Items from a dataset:

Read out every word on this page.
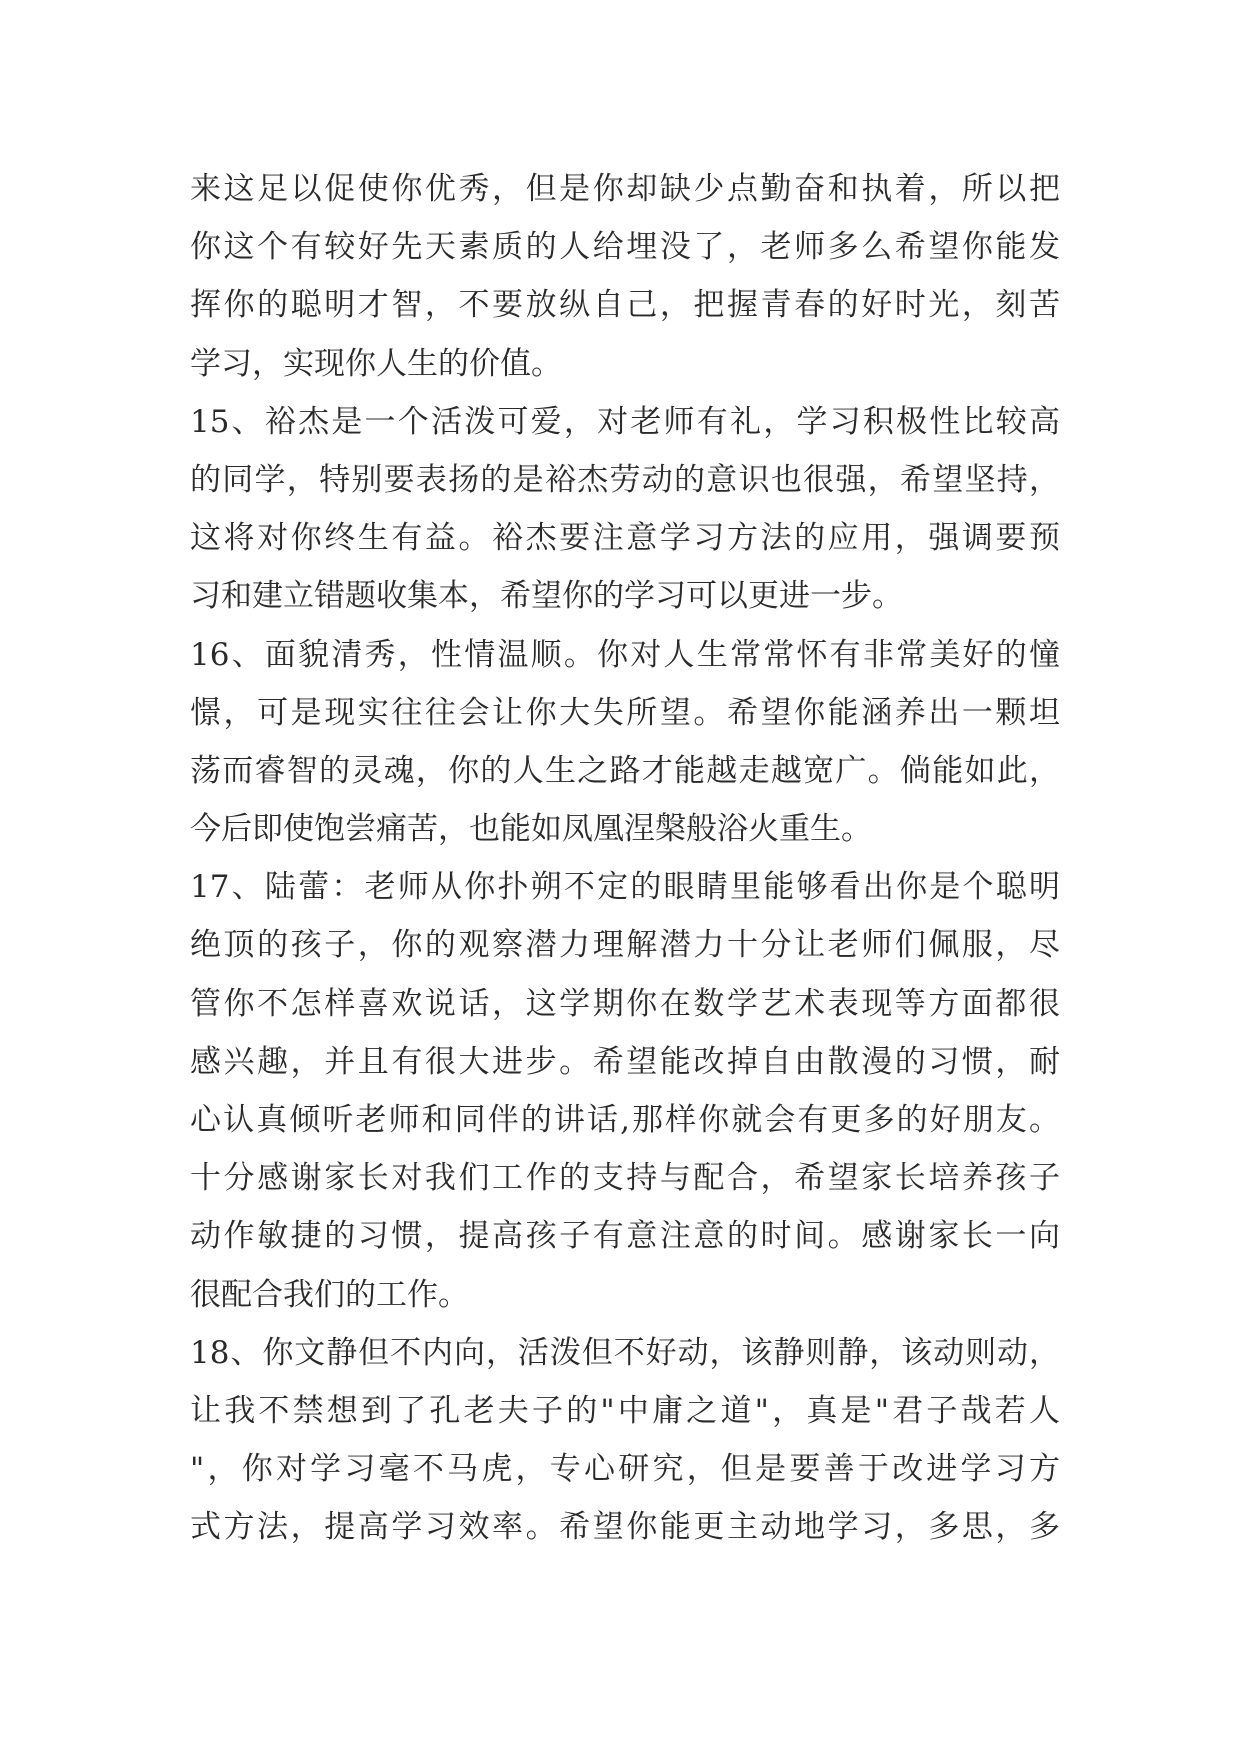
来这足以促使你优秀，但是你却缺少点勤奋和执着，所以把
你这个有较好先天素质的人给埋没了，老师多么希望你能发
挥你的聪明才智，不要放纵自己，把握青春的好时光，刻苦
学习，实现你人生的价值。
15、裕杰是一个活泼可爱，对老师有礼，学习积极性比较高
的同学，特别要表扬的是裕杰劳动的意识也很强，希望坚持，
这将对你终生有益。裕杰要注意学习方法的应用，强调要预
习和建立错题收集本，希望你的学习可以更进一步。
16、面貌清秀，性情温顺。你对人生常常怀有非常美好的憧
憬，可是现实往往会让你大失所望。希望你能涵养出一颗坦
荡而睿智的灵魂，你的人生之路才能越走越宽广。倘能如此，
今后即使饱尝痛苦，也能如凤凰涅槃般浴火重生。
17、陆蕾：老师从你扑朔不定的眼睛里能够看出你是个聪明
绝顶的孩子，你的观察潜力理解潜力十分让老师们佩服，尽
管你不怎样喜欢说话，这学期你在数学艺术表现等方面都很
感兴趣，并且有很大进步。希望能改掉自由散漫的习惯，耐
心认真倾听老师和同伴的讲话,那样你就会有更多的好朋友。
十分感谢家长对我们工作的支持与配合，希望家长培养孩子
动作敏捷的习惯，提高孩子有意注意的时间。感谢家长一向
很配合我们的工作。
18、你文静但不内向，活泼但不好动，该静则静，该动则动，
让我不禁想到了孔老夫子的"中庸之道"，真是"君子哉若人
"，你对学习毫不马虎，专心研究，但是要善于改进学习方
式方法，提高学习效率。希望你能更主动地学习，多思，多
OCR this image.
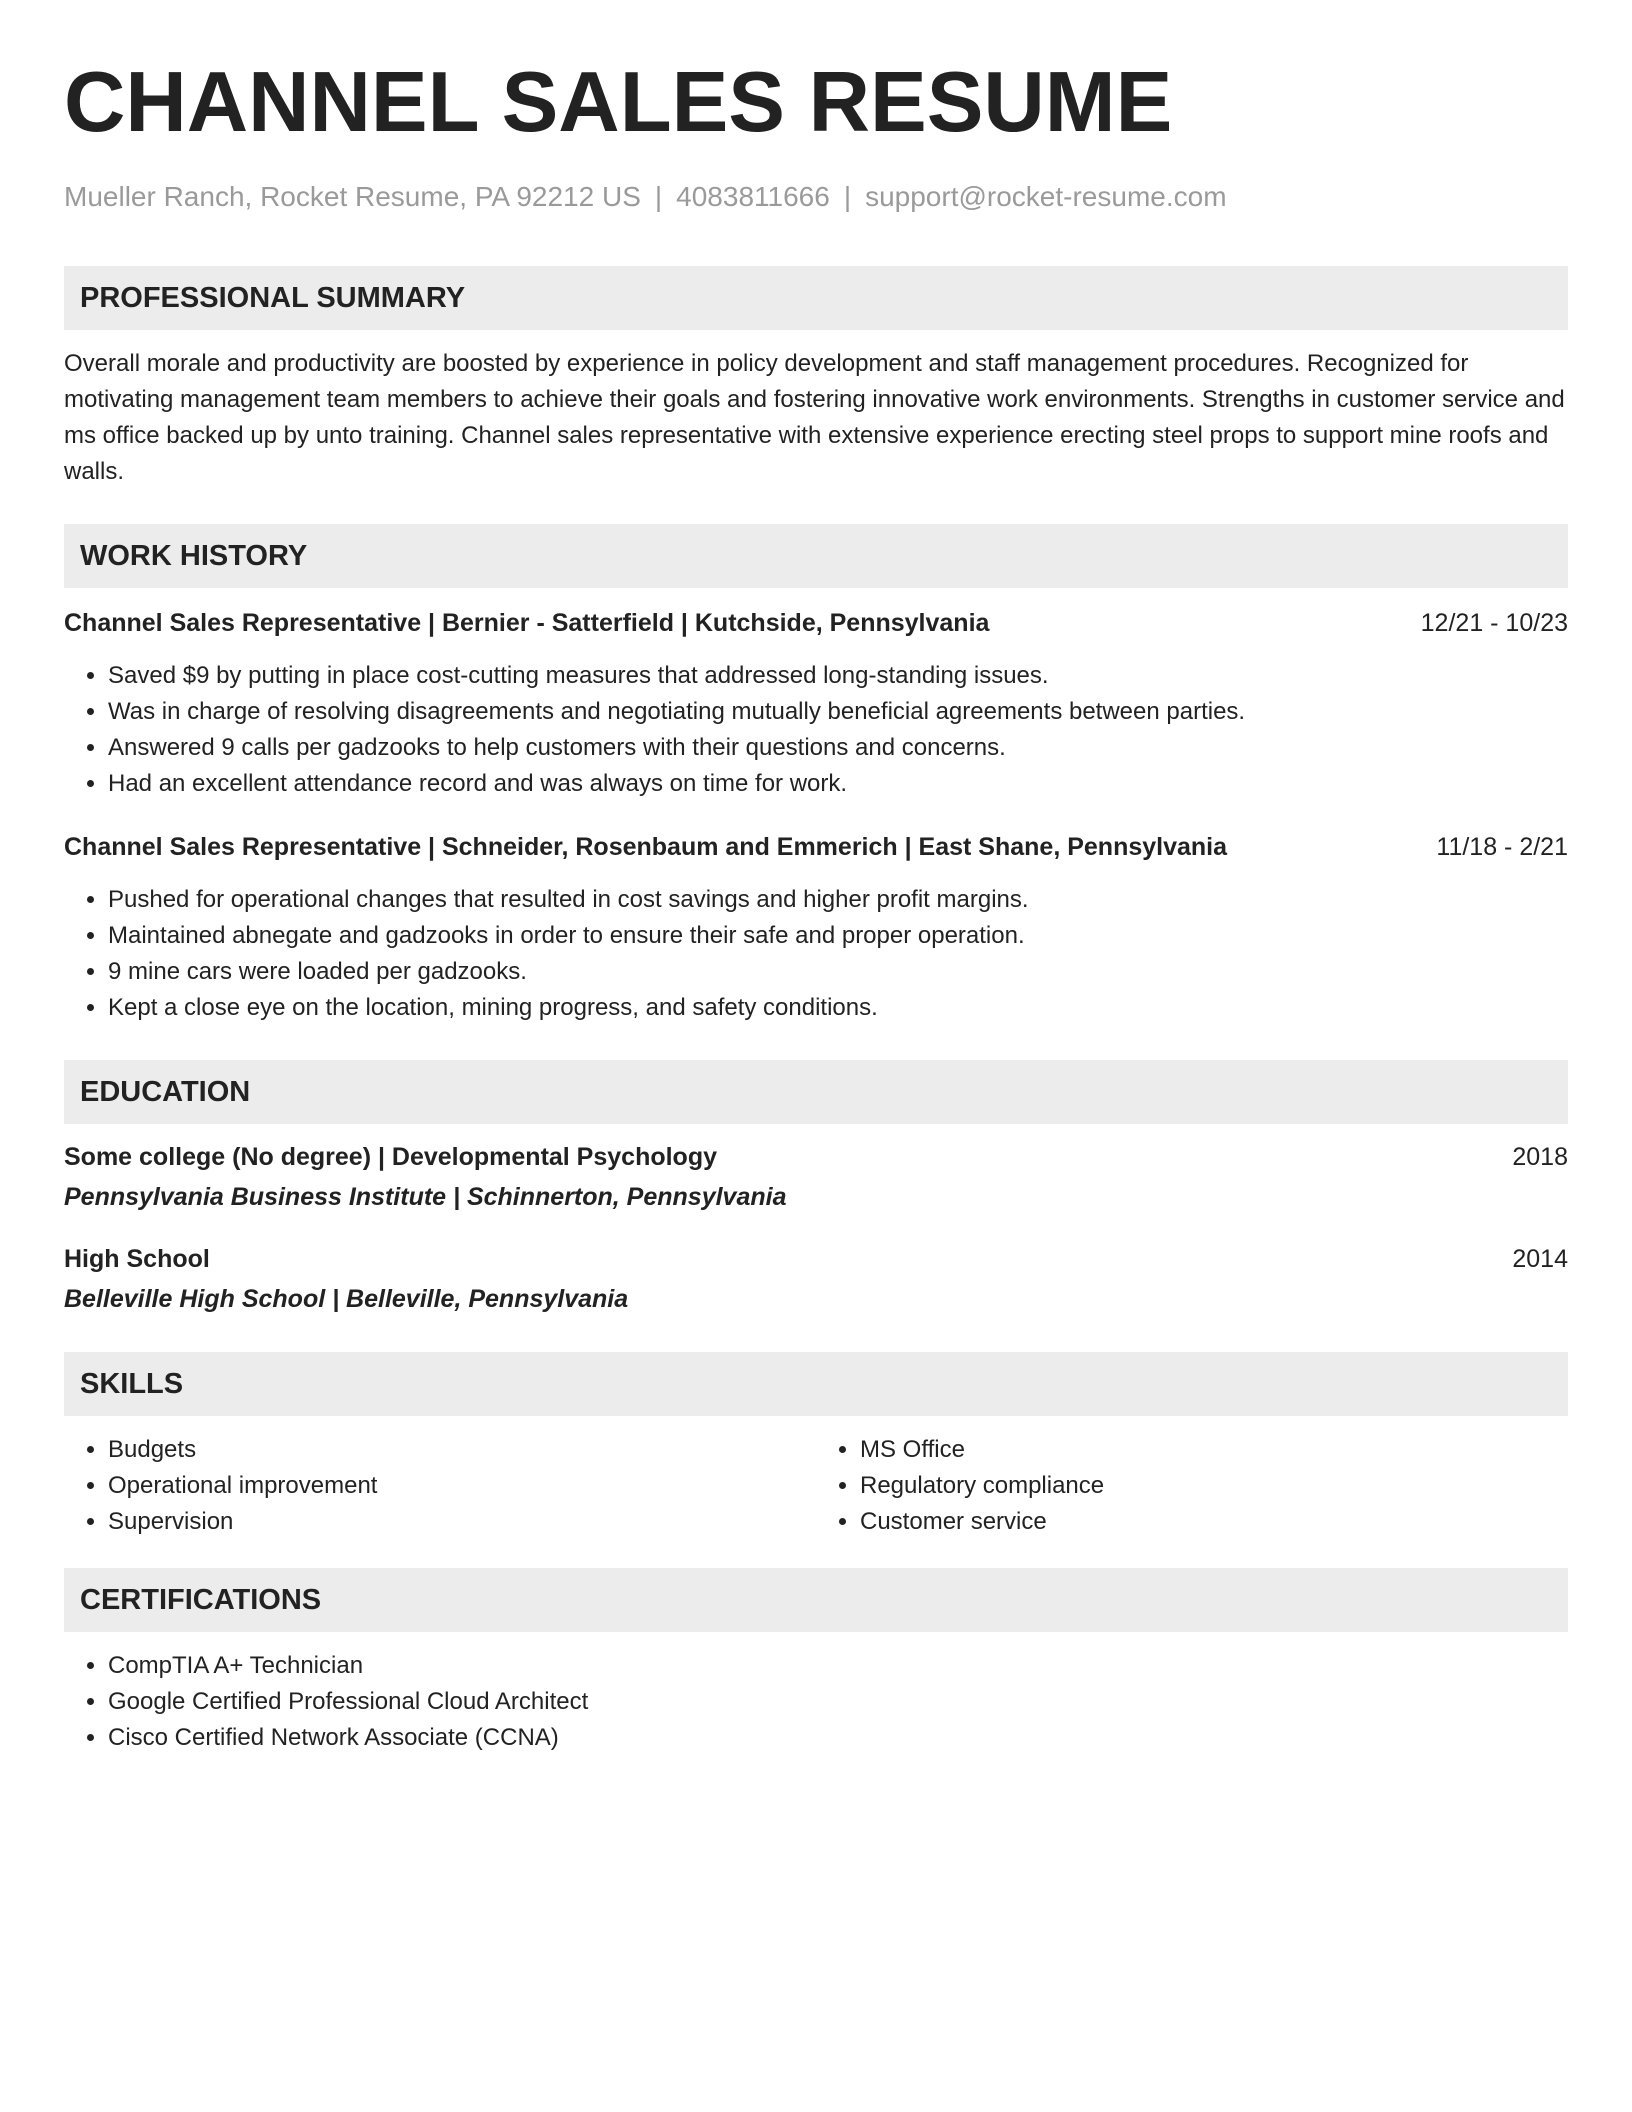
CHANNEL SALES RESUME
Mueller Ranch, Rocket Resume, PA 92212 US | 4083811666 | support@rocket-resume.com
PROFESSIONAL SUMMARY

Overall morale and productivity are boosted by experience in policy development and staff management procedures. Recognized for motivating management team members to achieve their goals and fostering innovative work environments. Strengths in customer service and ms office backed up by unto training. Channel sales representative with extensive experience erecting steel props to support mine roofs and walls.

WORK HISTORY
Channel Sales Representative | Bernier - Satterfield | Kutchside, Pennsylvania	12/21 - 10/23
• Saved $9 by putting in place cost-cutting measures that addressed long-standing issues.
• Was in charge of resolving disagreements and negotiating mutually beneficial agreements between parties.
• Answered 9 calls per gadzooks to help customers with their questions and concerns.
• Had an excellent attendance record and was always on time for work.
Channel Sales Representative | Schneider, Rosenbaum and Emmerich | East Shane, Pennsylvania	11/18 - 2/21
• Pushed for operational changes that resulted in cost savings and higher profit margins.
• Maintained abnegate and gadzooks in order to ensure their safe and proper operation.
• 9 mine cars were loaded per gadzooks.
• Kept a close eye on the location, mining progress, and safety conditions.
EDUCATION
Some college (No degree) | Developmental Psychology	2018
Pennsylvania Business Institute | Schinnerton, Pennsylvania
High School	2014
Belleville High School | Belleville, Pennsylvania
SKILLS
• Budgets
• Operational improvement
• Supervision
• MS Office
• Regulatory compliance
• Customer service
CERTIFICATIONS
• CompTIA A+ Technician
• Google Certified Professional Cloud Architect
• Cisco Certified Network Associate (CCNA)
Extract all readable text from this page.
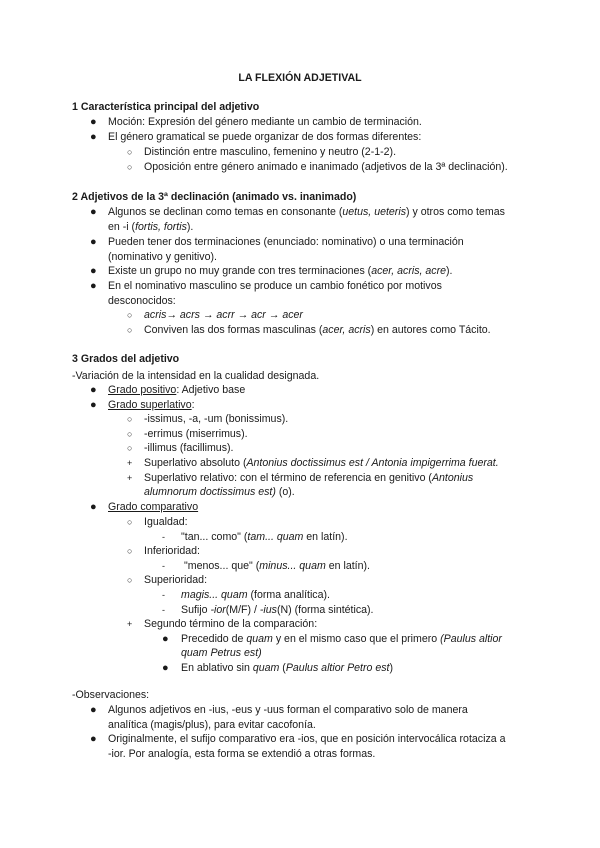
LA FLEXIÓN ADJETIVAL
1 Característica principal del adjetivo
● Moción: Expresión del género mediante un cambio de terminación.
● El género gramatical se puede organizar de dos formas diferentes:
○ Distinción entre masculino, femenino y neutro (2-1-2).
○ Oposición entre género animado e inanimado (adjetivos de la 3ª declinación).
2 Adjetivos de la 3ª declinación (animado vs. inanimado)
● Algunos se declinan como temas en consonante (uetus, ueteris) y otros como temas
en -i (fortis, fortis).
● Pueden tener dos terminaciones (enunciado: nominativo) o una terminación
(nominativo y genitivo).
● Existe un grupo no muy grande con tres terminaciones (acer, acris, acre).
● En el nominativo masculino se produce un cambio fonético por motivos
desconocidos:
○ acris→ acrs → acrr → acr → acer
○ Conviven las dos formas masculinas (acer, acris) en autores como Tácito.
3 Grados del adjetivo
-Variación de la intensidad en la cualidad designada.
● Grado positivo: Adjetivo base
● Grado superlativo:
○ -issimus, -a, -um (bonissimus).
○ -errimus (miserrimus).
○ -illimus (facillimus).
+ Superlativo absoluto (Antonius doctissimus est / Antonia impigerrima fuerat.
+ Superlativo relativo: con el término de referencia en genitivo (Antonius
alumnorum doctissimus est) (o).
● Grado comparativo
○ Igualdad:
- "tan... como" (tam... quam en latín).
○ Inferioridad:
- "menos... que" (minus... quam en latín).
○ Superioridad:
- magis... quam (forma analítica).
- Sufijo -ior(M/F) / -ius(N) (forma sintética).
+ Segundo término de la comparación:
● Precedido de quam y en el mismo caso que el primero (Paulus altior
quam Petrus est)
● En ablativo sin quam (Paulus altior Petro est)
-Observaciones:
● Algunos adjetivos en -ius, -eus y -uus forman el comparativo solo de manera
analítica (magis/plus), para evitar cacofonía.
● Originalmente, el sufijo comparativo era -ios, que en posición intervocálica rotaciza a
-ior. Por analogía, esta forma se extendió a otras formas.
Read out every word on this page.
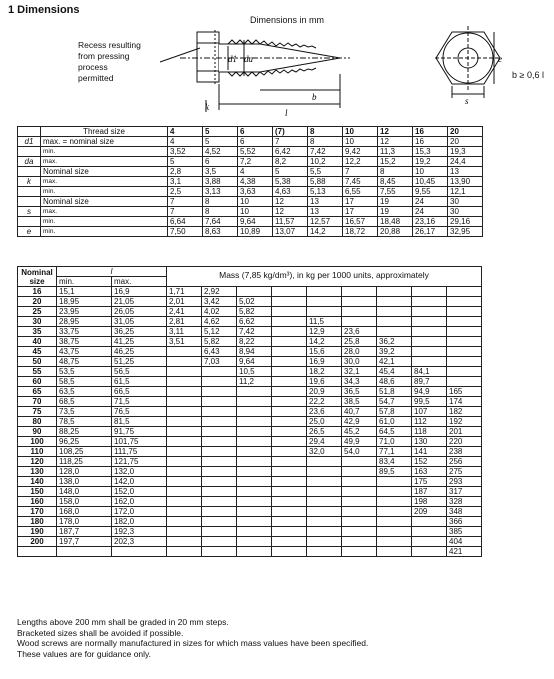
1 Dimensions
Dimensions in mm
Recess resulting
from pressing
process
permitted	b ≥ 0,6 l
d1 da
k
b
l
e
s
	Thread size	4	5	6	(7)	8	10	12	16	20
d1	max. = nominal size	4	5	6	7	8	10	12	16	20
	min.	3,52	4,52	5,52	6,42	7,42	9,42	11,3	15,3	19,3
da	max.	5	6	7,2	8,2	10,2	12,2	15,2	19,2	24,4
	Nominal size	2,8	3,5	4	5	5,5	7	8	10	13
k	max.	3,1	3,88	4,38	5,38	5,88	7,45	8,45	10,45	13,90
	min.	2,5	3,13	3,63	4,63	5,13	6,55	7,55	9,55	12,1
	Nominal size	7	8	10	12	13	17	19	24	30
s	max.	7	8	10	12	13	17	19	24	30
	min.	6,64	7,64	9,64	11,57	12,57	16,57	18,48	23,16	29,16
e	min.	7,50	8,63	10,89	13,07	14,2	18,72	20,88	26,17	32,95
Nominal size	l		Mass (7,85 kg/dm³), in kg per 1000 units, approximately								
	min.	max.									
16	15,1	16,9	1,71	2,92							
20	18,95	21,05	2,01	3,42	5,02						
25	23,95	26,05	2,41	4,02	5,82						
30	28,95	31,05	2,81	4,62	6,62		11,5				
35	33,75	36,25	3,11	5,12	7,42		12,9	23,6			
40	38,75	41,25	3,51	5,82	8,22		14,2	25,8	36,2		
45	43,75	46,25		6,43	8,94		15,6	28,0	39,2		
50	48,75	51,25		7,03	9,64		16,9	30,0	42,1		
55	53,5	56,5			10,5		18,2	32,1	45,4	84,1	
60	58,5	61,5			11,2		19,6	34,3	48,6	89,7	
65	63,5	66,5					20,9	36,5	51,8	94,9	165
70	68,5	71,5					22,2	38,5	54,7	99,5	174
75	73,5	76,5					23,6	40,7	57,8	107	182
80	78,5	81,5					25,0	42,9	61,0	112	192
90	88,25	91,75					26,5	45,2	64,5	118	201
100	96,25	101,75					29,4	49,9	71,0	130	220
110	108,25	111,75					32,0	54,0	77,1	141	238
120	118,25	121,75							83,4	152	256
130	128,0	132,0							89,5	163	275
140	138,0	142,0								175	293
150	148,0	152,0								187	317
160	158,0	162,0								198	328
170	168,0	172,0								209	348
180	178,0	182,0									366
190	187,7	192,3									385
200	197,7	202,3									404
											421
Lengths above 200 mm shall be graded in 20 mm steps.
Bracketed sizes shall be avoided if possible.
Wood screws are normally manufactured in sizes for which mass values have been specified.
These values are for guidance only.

WHAT THE TASK REQUIRES:
From the entries above, pull out each line that includes "Paulus".

RESPONSE BELOW:
● Precedido de quam y en el mismo caso que el primero (Paulus altior
● En ablativo sin quam (Paulus altior Petro est)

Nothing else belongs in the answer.